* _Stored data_
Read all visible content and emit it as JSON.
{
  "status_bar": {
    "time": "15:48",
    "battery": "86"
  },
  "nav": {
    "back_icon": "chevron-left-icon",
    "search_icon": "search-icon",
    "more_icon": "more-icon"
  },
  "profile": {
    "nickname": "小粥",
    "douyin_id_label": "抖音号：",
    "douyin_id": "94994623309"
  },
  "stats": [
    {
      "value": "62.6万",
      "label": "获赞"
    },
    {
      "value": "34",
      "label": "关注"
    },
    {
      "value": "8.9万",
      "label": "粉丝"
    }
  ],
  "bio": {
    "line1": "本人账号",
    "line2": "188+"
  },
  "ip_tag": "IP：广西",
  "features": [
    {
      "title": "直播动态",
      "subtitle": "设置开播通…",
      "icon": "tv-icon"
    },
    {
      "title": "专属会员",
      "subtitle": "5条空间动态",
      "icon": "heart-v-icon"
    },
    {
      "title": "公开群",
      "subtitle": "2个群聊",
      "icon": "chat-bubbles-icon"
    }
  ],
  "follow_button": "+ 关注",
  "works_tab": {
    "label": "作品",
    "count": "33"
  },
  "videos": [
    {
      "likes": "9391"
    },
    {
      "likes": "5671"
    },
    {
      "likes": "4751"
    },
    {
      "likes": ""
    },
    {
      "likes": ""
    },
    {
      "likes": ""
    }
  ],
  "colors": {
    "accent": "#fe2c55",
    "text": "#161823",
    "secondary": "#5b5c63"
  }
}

---

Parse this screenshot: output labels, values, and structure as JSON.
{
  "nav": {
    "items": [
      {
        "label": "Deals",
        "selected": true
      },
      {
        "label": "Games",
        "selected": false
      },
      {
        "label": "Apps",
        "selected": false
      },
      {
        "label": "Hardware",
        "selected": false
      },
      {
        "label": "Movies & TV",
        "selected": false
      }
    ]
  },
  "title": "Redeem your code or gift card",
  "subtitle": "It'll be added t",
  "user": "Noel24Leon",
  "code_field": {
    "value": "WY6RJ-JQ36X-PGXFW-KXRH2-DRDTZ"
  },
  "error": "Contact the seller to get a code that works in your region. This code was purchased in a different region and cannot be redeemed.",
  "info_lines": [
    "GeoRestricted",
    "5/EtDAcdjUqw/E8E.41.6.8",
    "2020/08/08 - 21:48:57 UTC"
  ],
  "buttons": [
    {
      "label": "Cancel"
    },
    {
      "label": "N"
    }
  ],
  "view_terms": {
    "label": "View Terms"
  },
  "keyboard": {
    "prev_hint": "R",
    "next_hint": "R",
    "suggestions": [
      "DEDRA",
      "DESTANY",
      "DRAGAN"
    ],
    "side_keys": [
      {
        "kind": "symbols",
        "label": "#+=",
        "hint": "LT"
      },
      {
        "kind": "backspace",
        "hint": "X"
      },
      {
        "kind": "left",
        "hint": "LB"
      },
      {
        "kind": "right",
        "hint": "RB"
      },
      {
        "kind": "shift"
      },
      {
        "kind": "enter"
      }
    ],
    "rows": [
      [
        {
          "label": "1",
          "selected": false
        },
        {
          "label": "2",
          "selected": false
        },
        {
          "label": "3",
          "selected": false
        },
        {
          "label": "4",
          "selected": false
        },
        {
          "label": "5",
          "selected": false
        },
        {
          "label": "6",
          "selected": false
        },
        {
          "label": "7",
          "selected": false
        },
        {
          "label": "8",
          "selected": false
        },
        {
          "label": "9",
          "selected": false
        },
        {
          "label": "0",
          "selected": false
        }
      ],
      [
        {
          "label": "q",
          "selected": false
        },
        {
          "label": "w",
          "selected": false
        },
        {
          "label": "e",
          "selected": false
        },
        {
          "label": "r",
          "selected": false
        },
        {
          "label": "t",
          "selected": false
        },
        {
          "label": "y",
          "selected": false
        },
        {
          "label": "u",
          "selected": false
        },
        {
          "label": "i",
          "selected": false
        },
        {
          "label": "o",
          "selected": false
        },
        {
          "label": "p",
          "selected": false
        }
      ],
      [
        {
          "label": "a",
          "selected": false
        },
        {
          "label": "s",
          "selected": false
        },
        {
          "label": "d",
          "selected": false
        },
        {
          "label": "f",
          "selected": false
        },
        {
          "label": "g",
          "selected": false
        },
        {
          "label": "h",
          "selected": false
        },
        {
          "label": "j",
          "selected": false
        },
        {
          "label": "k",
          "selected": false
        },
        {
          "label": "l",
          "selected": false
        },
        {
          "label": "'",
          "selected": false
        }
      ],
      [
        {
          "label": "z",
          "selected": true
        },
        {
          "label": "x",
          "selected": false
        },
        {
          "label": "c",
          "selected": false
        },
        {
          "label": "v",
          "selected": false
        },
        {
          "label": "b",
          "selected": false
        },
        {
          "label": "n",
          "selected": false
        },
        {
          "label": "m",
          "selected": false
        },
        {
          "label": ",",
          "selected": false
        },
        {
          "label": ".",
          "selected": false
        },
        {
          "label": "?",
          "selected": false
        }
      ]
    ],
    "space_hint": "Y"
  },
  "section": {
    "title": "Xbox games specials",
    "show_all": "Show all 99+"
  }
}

* _Written task_
Return each line that includes "JSON".

* _Response to this exercise_
Read all visible content and emit it as JSON.
Parse this screenshot: output labels, values, and structure as JSON.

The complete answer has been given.